Excerpts from a figure dataset
____
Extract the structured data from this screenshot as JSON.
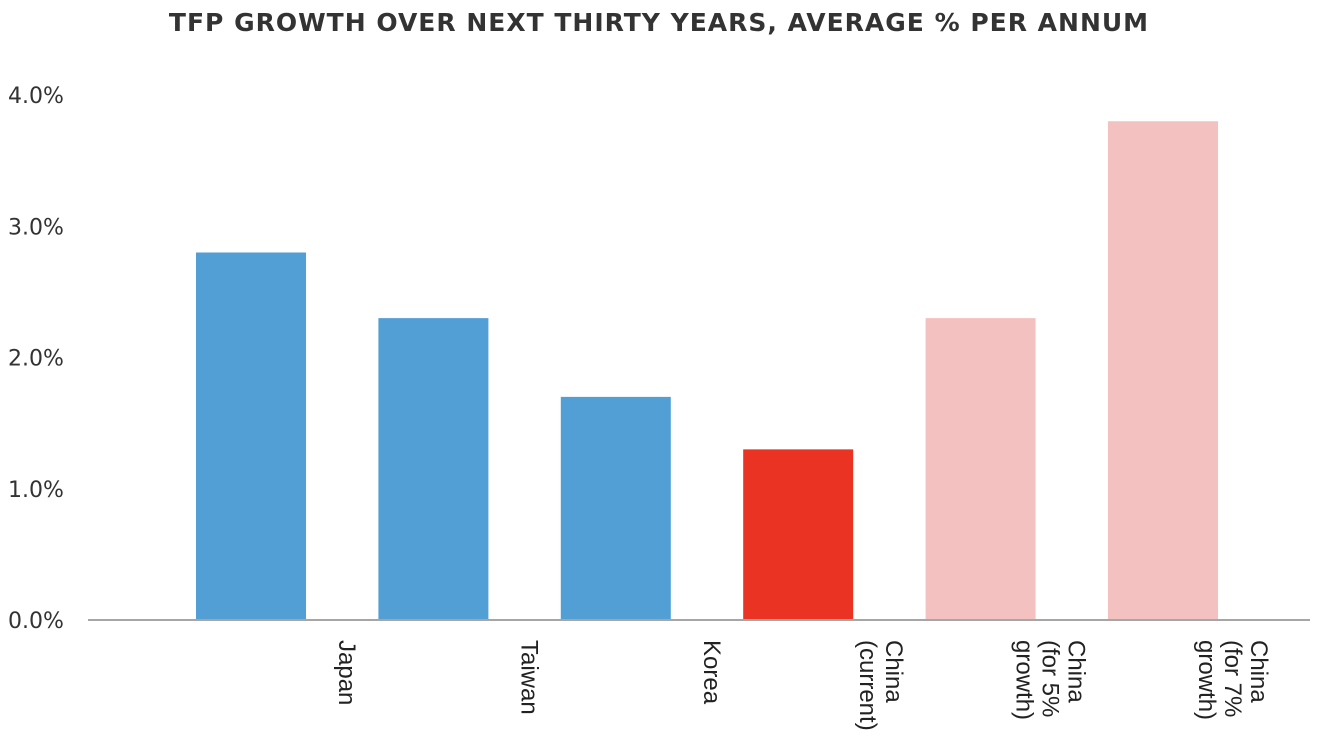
{
  "chart_data": {
    "type": "bar",
    "title": "TFP GROWTH OVER NEXT THIRTY YEARS, AVERAGE % PER ANNUM",
    "xlabel": "",
    "ylabel": "",
    "categories": [
      [
        "Japan"
      ],
      [
        "Taiwan"
      ],
      [
        "Korea"
      ],
      [
        "China",
        "(current)"
      ],
      [
        "China",
        "(for 5%",
        "growth)"
      ],
      [
        "China",
        "(for 7%",
        "growth)"
      ]
    ],
    "values": [
      2.8,
      2.3,
      1.7,
      1.3,
      2.3,
      3.8
    ],
    "colors": [
      "#529fd6",
      "#529fd6",
      "#529fd6",
      "#ea3323",
      "#f4c1c1",
      "#f4c1c1"
    ],
    "ylim": [
      0,
      4
    ],
    "yticks": [
      "0.0%",
      "1.0%",
      "2.0%",
      "3.0%",
      "4.0%"
    ],
    "grid": false,
    "axis_color": "#a6a6a6"
  }
}
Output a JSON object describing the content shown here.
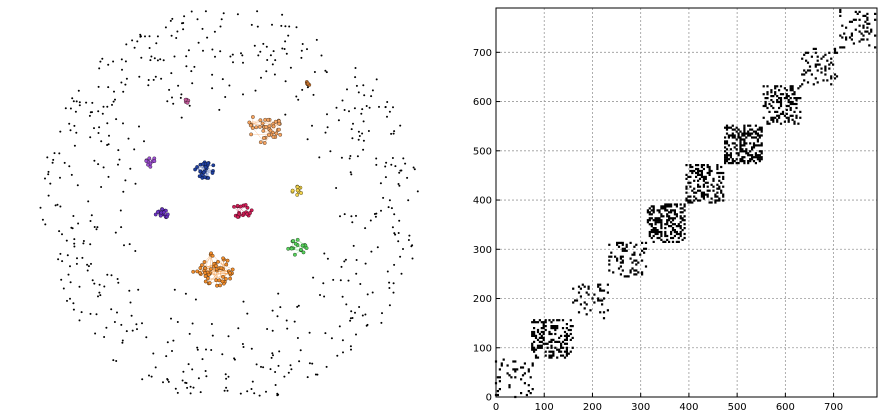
{
  "chart_data": [
    {
      "type": "scatter",
      "subtype": "network-graph",
      "title": "",
      "axes_visible": false,
      "description_of_marks": "Force-directed layout: isolated nodes scattered on a ring, with 10 colored node clusters near the center",
      "ring_dot_color": "#000000",
      "clusters": [
        {
          "color": "#f5a35f",
          "approx_nodes": 40
        },
        {
          "color": "#f08c2b",
          "approx_nodes": 55
        },
        {
          "color": "#1f3f9f",
          "approx_nodes": 25
        },
        {
          "color": "#d01c56",
          "approx_nodes": 20
        },
        {
          "color": "#6a33c2",
          "approx_nodes": 18
        },
        {
          "color": "#55d15a",
          "approx_nodes": 18
        },
        {
          "color": "#f2d34a",
          "approx_nodes": 10
        },
        {
          "color": "#9c4fd0",
          "approx_nodes": 10
        },
        {
          "color": "#c25a9a",
          "approx_nodes": 5
        },
        {
          "color": "#c8742e",
          "approx_nodes": 5
        }
      ]
    },
    {
      "type": "scatter",
      "subtype": "adjacency-matrix",
      "title": "",
      "xlabel": "",
      "ylabel": "",
      "xlim": [
        0,
        790
      ],
      "ylim": [
        0,
        790
      ],
      "xticks": [
        0,
        100,
        200,
        300,
        400,
        500,
        600,
        700
      ],
      "yticks": [
        0,
        100,
        200,
        300,
        400,
        500,
        600,
        700
      ],
      "grid": true,
      "marker_color": "#000000",
      "blocks": [
        {
          "x": [
            0,
            80
          ],
          "y": [
            0,
            80
          ],
          "density": 0.1
        },
        {
          "x": [
            75,
            160
          ],
          "y": [
            80,
            160
          ],
          "density": 0.35
        },
        {
          "x": [
            160,
            235
          ],
          "y": [
            160,
            235
          ],
          "density": 0.12
        },
        {
          "x": [
            235,
            315
          ],
          "y": [
            245,
            315
          ],
          "density": 0.18
        },
        {
          "x": [
            315,
            395
          ],
          "y": [
            315,
            395
          ],
          "density": 0.45
        },
        {
          "x": [
            395,
            475
          ],
          "y": [
            395,
            475
          ],
          "density": 0.3
        },
        {
          "x": [
            475,
            555
          ],
          "y": [
            475,
            555
          ],
          "density": 0.4
        },
        {
          "x": [
            555,
            635
          ],
          "y": [
            555,
            635
          ],
          "density": 0.32
        },
        {
          "x": [
            635,
            710
          ],
          "y": [
            635,
            710
          ],
          "density": 0.15
        },
        {
          "x": [
            710,
            790
          ],
          "y": [
            710,
            790
          ],
          "density": 0.12
        }
      ]
    }
  ]
}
____
__Written problem__
Repeat each entry exactly. Pictures do not belong in the copy.

__Reply to the task__
Extract the structured data from this screenshot as JSON.
{
  "chart_data": {
    "type": "bar",
    "title": "TFP GROWTH OVER NEXT THIRTY YEARS, AVERAGE % PER ANNUM",
    "xlabel": "",
    "ylabel": "",
    "categories": [
      [
        "Japan"
      ],
      [
        "Taiwan"
      ],
      [
        "Korea"
      ],
      [
        "China",
        "(current)"
      ],
      [
        "China",
        "(for 5%",
        "growth)"
      ],
      [
        "China",
        "(for 7%",
        "growth)"
      ]
    ],
    "values": [
      2.8,
      2.3,
      1.7,
      1.3,
      2.3,
      3.8
    ],
    "colors": [
      "#529fd6",
      "#529fd6",
      "#529fd6",
      "#ea3323",
      "#f4c1c1",
      "#f4c1c1"
    ],
    "ylim": [
      0,
      4
    ],
    "yticks": [
      "0.0%",
      "1.0%",
      "2.0%",
      "3.0%",
      "4.0%"
    ],
    "grid": false,
    "axis_color": "#a6a6a6"
  }
}
Output a JSON object describing the content shown here.
{
  "chart_data": [
    {
      "type": "scatter",
      "subtype": "network-graph",
      "title": "",
      "axes_visible": false,
      "description_of_marks": "Force-directed layout: isolated nodes scattered on a ring, with 10 colored node clusters near the center",
      "ring_dot_color": "#000000",
      "clusters": [
        {
          "color": "#f5a35f",
          "approx_nodes": 40
        },
        {
          "color": "#f08c2b",
          "approx_nodes": 55
        },
        {
          "color": "#1f3f9f",
          "approx_nodes": 25
        },
        {
          "color": "#d01c56",
          "approx_nodes": 20
        },
        {
          "color": "#6a33c2",
          "approx_nodes": 18
        },
        {
          "color": "#55d15a",
          "approx_nodes": 18
        },
        {
          "color": "#f2d34a",
          "approx_nodes": 10
        },
        {
          "color": "#9c4fd0",
          "approx_nodes": 10
        },
        {
          "color": "#c25a9a",
          "approx_nodes": 5
        },
        {
          "color": "#c8742e",
          "approx_nodes": 5
        }
      ]
    },
    {
      "type": "scatter",
      "subtype": "adjacency-matrix",
      "title": "",
      "xlabel": "",
      "ylabel": "",
      "xlim": [
        0,
        790
      ],
      "ylim": [
        0,
        790
      ],
      "xticks": [
        0,
        100,
        200,
        300,
        400,
        500,
        600,
        700
      ],
      "yticks": [
        0,
        100,
        200,
        300,
        400,
        500,
        600,
        700
      ],
      "grid": true,
      "marker_color": "#000000",
      "blocks": [
        {
          "x": [
            0,
            80
          ],
          "y": [
            0,
            80
          ],
          "density": 0.1
        },
        {
          "x": [
            75,
            160
          ],
          "y": [
            80,
            160
          ],
          "density": 0.35
        },
        {
          "x": [
            160,
            235
          ],
          "y": [
            160,
            235
          ],
          "density": 0.12
        },
        {
          "x": [
            235,
            315
          ],
          "y": [
            245,
            315
          ],
          "density": 0.18
        },
        {
          "x": [
            315,
            395
          ],
          "y": [
            315,
            395
          ],
          "density": 0.45
        },
        {
          "x": [
            395,
            475
          ],
          "y": [
            395,
            475
          ],
          "density": 0.3
        },
        {
          "x": [
            475,
            555
          ],
          "y": [
            475,
            555
          ],
          "density": 0.4
        },
        {
          "x": [
            555,
            635
          ],
          "y": [
            555,
            635
          ],
          "density": 0.32
        },
        {
          "x": [
            635,
            710
          ],
          "y": [
            635,
            710
          ],
          "density": 0.15
        },
        {
          "x": [
            710,
            790
          ],
          "y": [
            710,
            790
          ],
          "density": 0.12
        }
      ]
    }
  ]
}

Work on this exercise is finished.